Excerpted passage |

The pattern is consistent across all GLP-1 and dual-agonist trials: stopping treatment leads to substantial weight regain in the majority of patients within 12 months.

Why weight returns after stopping GLP-1 medications

GLP-1 receptor agonists work by addressing multiple biological mechanisms that regulate body weight. When you stop the medication, those mechanisms revert to baseline:

Appetite regulation. GLP-1 medications reduce hunger by acting on receptors in the hypothalamus and brainstem. A 2023 study using functional MRI (van Bloemendaal et al., Diabetes Care 2023) showed that semaglutide reduces neural activation in reward centers when viewing high-calorie food images. Within 4 to 8 weeks of stopping treatment, this effect disappears and appetite returns to pre-treatment levels.

Energy expenditure. Weight loss from any method (diet, surgery, medication) triggers adaptive thermogenesis, where the body reduces resting metabolic rate to defend against further weight loss. A study by Polidori et al. (Obesity 2022) measured resting energy expenditure in tirzepatide patients and found metabolic adaptation of approximately 100 to 150 calories per day below predicted values at maintenance. GLP-1 medications partially counteract this adaptation. When you stop, the metabolic suppression remains but the counteracting effect is gone.

Information provided |
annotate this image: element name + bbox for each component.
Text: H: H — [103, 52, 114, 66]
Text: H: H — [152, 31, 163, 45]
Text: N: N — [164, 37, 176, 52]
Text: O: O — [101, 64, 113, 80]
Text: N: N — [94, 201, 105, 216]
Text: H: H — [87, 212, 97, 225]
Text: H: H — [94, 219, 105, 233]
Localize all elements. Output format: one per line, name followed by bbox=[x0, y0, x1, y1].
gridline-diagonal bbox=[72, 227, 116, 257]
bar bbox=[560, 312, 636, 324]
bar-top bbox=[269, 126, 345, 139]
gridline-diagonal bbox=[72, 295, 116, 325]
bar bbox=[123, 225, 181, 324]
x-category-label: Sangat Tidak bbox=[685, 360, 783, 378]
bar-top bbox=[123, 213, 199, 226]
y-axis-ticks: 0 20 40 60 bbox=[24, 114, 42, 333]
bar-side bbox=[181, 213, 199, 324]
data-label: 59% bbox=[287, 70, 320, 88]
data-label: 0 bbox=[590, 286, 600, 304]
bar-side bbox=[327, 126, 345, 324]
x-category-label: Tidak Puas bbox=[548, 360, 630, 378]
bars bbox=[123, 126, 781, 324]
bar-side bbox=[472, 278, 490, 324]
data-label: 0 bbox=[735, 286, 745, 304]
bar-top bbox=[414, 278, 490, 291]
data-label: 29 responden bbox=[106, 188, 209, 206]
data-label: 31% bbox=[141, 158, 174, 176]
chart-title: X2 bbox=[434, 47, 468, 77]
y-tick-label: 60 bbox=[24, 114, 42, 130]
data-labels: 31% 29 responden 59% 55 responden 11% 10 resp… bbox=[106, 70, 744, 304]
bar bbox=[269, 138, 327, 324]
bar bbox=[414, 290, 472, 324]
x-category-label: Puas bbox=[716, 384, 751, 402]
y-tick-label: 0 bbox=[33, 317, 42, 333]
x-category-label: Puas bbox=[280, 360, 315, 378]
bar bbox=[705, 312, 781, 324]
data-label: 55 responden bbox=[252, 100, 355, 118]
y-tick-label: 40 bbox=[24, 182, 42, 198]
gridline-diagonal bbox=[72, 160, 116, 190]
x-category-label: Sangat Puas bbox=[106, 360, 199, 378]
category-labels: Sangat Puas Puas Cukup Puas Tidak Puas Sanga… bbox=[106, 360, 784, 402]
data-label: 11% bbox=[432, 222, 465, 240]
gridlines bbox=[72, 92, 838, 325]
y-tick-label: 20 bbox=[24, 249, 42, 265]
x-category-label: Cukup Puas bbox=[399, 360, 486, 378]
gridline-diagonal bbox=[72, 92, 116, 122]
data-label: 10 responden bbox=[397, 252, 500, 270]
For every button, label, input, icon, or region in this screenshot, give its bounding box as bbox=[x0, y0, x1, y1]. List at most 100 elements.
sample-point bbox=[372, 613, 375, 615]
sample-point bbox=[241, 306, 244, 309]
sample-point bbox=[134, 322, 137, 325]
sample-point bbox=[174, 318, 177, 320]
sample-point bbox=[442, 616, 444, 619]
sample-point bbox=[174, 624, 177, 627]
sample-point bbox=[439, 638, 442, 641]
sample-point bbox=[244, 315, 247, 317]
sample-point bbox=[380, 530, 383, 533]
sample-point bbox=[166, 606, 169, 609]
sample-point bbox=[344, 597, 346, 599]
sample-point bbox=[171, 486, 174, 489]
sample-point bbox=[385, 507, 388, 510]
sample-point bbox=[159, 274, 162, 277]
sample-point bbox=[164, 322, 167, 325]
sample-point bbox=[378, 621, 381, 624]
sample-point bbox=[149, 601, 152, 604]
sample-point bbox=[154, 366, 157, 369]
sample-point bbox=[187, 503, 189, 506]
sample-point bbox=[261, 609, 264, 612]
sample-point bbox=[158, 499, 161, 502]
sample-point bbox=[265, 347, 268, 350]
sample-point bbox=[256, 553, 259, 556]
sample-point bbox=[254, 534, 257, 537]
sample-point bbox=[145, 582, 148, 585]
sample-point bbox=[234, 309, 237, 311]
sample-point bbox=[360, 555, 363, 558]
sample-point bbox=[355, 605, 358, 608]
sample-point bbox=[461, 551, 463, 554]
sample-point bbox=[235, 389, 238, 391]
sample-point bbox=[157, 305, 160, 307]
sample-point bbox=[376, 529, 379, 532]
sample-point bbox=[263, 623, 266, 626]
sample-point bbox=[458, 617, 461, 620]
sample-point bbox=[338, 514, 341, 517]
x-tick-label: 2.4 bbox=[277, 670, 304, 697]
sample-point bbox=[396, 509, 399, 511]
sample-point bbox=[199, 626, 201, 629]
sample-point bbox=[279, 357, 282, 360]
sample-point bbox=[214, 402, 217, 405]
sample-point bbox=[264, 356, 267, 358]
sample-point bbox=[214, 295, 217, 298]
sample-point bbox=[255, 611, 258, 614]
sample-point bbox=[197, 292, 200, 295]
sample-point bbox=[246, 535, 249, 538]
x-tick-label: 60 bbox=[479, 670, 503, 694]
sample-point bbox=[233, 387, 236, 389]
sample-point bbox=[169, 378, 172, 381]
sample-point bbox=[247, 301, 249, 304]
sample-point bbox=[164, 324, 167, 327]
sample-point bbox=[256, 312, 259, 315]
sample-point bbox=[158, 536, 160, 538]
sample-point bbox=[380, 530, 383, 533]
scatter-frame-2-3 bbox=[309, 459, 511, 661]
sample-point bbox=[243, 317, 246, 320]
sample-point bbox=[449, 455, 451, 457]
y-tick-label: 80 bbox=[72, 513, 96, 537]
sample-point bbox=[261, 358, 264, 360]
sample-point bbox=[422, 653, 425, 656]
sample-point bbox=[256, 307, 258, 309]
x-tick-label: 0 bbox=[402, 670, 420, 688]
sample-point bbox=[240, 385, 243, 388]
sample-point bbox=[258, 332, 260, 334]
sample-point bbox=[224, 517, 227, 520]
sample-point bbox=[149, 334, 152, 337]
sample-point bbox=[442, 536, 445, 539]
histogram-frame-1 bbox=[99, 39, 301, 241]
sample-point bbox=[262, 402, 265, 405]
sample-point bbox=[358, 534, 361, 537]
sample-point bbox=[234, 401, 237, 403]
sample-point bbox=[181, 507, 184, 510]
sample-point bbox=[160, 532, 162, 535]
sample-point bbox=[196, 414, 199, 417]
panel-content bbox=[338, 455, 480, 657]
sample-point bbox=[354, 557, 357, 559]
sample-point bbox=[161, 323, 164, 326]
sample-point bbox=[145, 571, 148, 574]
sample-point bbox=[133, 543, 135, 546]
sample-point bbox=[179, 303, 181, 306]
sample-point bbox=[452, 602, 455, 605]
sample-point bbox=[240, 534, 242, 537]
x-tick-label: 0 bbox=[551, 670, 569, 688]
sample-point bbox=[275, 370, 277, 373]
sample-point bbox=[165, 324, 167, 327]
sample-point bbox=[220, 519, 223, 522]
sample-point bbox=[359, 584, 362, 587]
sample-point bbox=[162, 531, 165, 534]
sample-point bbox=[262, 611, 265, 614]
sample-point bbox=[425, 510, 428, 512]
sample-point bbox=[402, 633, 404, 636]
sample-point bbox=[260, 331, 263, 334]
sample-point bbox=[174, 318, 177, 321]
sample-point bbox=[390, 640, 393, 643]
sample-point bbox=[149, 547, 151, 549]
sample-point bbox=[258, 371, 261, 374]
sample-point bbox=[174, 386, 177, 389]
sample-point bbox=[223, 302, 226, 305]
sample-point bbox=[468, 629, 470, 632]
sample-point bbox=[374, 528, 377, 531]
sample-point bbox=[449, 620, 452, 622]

Questions to answer |
a. In the passage on weight regain after stopping GLP-1 medications, rewrite the section from "Why weight returns" up to and including "to pre-treatment levels.", replacing "brainstem" with "brain stem".
b. In the passage on weight regain after stopping GLP-1 medications, how much metabolic adaptation did Polidori et al. find in tirzepatide patients at maintenance?
c. Continue the passage on weight regain after stopping GLP-1 medications from its last sentence.

Written responses |
a.
Why weight returns after stopping GLP-1 medications

GLP-1 receptor agonists work by addressing multiple biological mechanisms that regulate body weight. When you stop the medication, those mechanisms revert to baseline:

Appetite regulation. GLP-1 medications reduce hunger by acting on receptors in the hypothalamus and brain stem. A 2023 study using functional MRI (van Bloemendaal et al., Diabetes Care 2023) showed that semaglutide reduces neural activation in reward centers when viewing high-calorie food images. Within 4 to 8 weeks of stopping treatment, this effect disappears and appetite returns to pre-treatment levels.

b. About 100 to 150 calories per day below predicted values.

c.
Gastric emptying. GLP-1 agonists slow gastric emptying, which contributes to satiety. Stopping treatment returns gastric emptying to normal speed within 2 to 3 weeks, which removes the mechanical fullness signal that helped reduce food intake.

Hormonal feedback loops. Weight loss triggers increases in ghrelin (hunger hormone) and decreases in leptin (satiety hormone). These changes persist for years after weight loss and drive weight regain. GLP-1 medications don't normalize these hormones, but they override the hunger signal. Remove the medication, and the unopposed hormonal drive to regain weight reasserts itself.

The biological model is straightforward: obesity is a chronic condition driven by dysregulated appetite and energy balance systems. GLP-1 medications treat the dysregulation. Stopping treatment removes the correction, and the underlying biology reasserts itself.

This is not a failure of willpower. It's physiology.

The 15-20% who maintain: what makes them different

A minority of patients maintain most of their weight loss after stopping GLP-1 medications. The STEP-1 extension data shows approximately 15% of patients regained less than 25% of their lost weight one year after stopping.

What distinguishes this group? The published literature identifies several patterns:

Lower total weight loss during treatment. Patients who lost 10 to 15% of body weight were more likely to maintain than those who lost 20%+. The likely mechanism: smaller weight loss triggers less aggressive metabolic adaptation and hormonal compensation. A patient who goes from a BMI of 32 to 28 faces less biological pressure to regain than one who goes from 38 to 30.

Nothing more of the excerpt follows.